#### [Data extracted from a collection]
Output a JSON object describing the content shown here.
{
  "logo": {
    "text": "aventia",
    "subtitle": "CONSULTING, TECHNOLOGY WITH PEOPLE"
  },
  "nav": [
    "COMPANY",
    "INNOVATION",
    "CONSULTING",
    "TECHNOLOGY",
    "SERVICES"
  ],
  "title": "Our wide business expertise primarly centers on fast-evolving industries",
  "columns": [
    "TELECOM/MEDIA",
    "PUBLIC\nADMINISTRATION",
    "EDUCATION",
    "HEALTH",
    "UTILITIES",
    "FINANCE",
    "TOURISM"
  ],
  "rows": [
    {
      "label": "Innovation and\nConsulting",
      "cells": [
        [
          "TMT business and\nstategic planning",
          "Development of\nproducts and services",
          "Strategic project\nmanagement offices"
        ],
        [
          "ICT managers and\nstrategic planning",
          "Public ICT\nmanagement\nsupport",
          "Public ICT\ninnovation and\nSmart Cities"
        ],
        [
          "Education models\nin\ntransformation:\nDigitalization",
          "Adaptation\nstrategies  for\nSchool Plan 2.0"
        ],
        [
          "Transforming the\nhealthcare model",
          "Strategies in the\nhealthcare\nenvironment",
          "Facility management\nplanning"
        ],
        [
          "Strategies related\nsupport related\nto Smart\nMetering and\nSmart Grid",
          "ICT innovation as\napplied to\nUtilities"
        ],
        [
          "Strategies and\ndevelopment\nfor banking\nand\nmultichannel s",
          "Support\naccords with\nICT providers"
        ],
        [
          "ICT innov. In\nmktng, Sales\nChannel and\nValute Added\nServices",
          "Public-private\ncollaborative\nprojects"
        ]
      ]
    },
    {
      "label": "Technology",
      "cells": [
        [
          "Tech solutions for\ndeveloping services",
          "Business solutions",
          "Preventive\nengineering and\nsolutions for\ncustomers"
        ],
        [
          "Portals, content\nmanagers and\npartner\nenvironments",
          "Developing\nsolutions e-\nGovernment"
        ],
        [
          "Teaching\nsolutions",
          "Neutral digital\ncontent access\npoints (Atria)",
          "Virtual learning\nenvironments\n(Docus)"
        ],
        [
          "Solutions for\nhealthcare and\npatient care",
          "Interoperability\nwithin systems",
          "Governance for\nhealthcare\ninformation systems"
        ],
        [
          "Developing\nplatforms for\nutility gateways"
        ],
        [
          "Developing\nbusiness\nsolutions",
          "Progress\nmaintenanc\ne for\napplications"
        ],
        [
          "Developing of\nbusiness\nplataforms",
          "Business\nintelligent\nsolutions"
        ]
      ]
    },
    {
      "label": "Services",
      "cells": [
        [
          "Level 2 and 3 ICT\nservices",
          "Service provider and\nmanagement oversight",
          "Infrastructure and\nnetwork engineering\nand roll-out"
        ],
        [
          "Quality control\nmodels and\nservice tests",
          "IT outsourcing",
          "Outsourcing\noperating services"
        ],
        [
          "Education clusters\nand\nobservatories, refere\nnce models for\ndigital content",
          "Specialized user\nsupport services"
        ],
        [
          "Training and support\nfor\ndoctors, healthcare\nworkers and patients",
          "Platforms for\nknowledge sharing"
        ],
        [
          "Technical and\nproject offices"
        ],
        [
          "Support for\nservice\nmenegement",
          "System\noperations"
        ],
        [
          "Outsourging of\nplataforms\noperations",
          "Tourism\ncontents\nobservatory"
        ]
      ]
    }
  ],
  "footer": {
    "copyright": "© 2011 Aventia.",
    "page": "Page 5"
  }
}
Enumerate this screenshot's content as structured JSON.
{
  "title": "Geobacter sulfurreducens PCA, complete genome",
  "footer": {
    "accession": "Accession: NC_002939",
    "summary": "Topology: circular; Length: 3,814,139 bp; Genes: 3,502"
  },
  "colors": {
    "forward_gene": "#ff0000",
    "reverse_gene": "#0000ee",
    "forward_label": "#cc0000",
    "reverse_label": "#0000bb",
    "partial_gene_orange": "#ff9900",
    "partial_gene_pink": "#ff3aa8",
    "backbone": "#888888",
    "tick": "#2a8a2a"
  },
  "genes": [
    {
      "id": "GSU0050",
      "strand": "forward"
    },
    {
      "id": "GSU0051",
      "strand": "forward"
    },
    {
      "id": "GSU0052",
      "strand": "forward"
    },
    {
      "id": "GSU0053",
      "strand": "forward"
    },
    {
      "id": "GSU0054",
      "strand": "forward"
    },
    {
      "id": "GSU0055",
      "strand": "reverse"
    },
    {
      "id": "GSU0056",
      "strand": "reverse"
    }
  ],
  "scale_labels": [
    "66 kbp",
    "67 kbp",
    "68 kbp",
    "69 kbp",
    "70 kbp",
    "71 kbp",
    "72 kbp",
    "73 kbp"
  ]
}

#### [What you have to do]
The data above needs retyping. Reproduce each line exactly.

#### [Response area]
Output a JSON object describing the content shown here.
{
  "logo": {
    "text": "aventia",
    "subtitle": "CONSULTING, TECHNOLOGY WITH PEOPLE"
  },
  "nav": [
    "COMPANY",
    "INNOVATION",
    "CONSULTING",
    "TECHNOLOGY",
    "SERVICES"
  ],
  "title": "Our wide business expertise primarly centers on fast-evolving industries",
  "columns": [
    "TELECOM/MEDIA",
    "PUBLIC\nADMINISTRATION",
    "EDUCATION",
    "HEALTH",
    "UTILITIES",
    "FINANCE",
    "TOURISM"
  ],
  "rows": [
    {
      "label": "Innovation and\nConsulting",
      "cells": [
        [
          "TMT business and\nstategic planning",
          "Development of\nproducts and services",
          "Strategic project\nmanagement offices"
        ],
        [
          "ICT managers and\nstrategic planning",
          "Public ICT\nmanagement\nsupport",
          "Public ICT\ninnovation and\nSmart Cities"
        ],
        [
          "Education models\nin\ntransformation:\nDigitalization",
          "Adaptation\nstrategies  for\nSchool Plan 2.0"
        ],
        [
          "Transforming the\nhealthcare model",
          "Strategies in the\nhealthcare\nenvironment",
          "Facility management\nplanning"
        ],
        [
          "Strategies related\nsupport related\nto Smart\nMetering and\nSmart Grid",
          "ICT innovation as\napplied to\nUtilities"
        ],
        [
          "Strategies and\ndevelopment\nfor banking\nand\nmultichannel s",
          "Support\naccords with\nICT providers"
        ],
        [
          "ICT innov. In\nmktng, Sales\nChannel and\nValute Added\nServices",
          "Public-private\ncollaborative\nprojects"
        ]
      ]
    },
    {
      "label": "Technology",
      "cells": [
        [
          "Tech solutions for\ndeveloping services",
          "Business solutions",
          "Preventive\nengineering and\nsolutions for\ncustomers"
        ],
        [
          "Portals, content\nmanagers and\npartner\nenvironments",
          "Developing\nsolutions e-\nGovernment"
        ],
        [
          "Teaching\nsolutions",
          "Neutral digital\ncontent access\npoints (Atria)",
          "Virtual learning\nenvironments\n(Docus)"
        ],
        [
          "Solutions for\nhealthcare and\npatient care",
          "Interoperability\nwithin systems",
          "Governance for\nhealthcare\ninformation systems"
        ],
        [
          "Developing\nplatforms for\nutility gateways"
        ],
        [
          "Developing\nbusiness\nsolutions",
          "Progress\nmaintenanc\ne for\napplications"
        ],
        [
          "Developing of\nbusiness\nplataforms",
          "Business\nintelligent\nsolutions"
        ]
      ]
    },
    {
      "label": "Services",
      "cells": [
        [
          "Level 2 and 3 ICT\nservices",
          "Service provider and\nmanagement oversight",
          "Infrastructure and\nnetwork engineering\nand roll-out"
        ],
        [
          "Quality control\nmodels and\nservice tests",
          "IT outsourcing",
          "Outsourcing\noperating services"
        ],
        [
          "Education clusters\nand\nobservatories, refere\nnce models for\ndigital content",
          "Specialized user\nsupport services"
        ],
        [
          "Training and support\nfor\ndoctors, healthcare\nworkers and patients",
          "Platforms for\nknowledge sharing"
        ],
        [
          "Technical and\nproject offices"
        ],
        [
          "Support for\nservice\nmenegement",
          "System\noperations"
        ],
        [
          "Outsourging of\nplataforms\noperations",
          "Tourism\ncontents\nobservatory"
        ]
      ]
    }
  ],
  "footer": {
    "copyright": "© 2011 Aventia.",
    "page": "Page 5"
  }
}
Enumerate this screenshot's content as structured JSON.
{
  "title": "Geobacter sulfurreducens PCA, complete genome",
  "footer": {
    "accession": "Accession: NC_002939",
    "summary": "Topology: circular; Length: 3,814,139 bp; Genes: 3,502"
  },
  "colors": {
    "forward_gene": "#ff0000",
    "reverse_gene": "#0000ee",
    "forward_label": "#cc0000",
    "reverse_label": "#0000bb",
    "partial_gene_orange": "#ff9900",
    "partial_gene_pink": "#ff3aa8",
    "backbone": "#888888",
    "tick": "#2a8a2a"
  },
  "genes": [
    {
      "id": "GSU0050",
      "strand": "forward"
    },
    {
      "id": "GSU0051",
      "strand": "forward"
    },
    {
      "id": "GSU0052",
      "strand": "forward"
    },
    {
      "id": "GSU0053",
      "strand": "forward"
    },
    {
      "id": "GSU0054",
      "strand": "forward"
    },
    {
      "id": "GSU0055",
      "strand": "reverse"
    },
    {
      "id": "GSU0056",
      "strand": "reverse"
    }
  ],
  "scale_labels": [
    "66 kbp",
    "67 kbp",
    "68 kbp",
    "69 kbp",
    "70 kbp",
    "71 kbp",
    "72 kbp",
    "73 kbp"
  ]
}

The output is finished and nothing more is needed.